------ Given entries

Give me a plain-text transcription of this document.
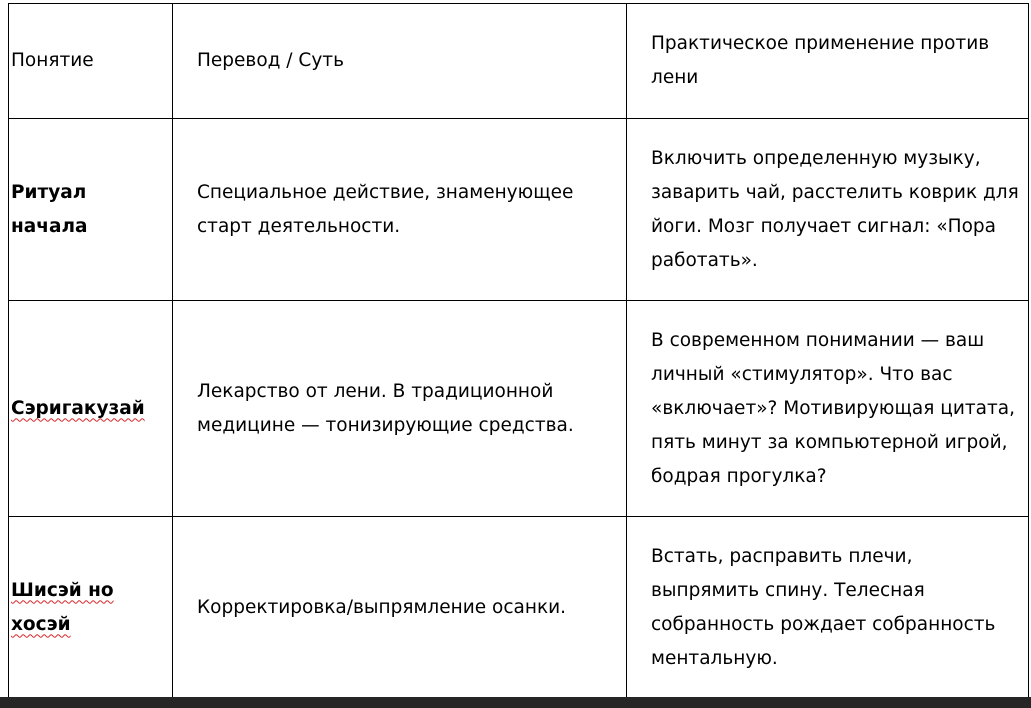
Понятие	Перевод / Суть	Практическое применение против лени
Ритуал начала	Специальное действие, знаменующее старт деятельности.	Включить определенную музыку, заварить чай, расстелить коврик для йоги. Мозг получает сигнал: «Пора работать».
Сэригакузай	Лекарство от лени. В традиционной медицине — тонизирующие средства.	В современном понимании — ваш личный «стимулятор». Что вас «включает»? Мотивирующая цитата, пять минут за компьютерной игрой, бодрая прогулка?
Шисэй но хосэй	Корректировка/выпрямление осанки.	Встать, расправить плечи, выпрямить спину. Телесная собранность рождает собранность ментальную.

------------

Exercise directions: Reproduce all of the entries word for word, skipping any pictures they hold.

Solution to the problem:
Give me a plain-text transcription of this document.
Понятие	Перевод / Суть	Практическое применение против лени
Ритуал начала	Специальное действие, знаменующее старт деятельности.	Включить определенную музыку, заварить чай, расстелить коврик для йоги. Мозг получает сигнал: «Пора работать».
Сэригакузай	Лекарство от лени. В традиционной медицине — тонизирующие средства.	В современном понимании — ваш личный «стимулятор». Что вас «включает»? Мотивирующая цитата, пять минут за компьютерной игрой, бодрая прогулка?
Шисэй но хосэй	Корректировка/выпрямление осанки.	Встать, расправить плечи, выпрямить спину. Телесная собранность рождает собранность ментальную.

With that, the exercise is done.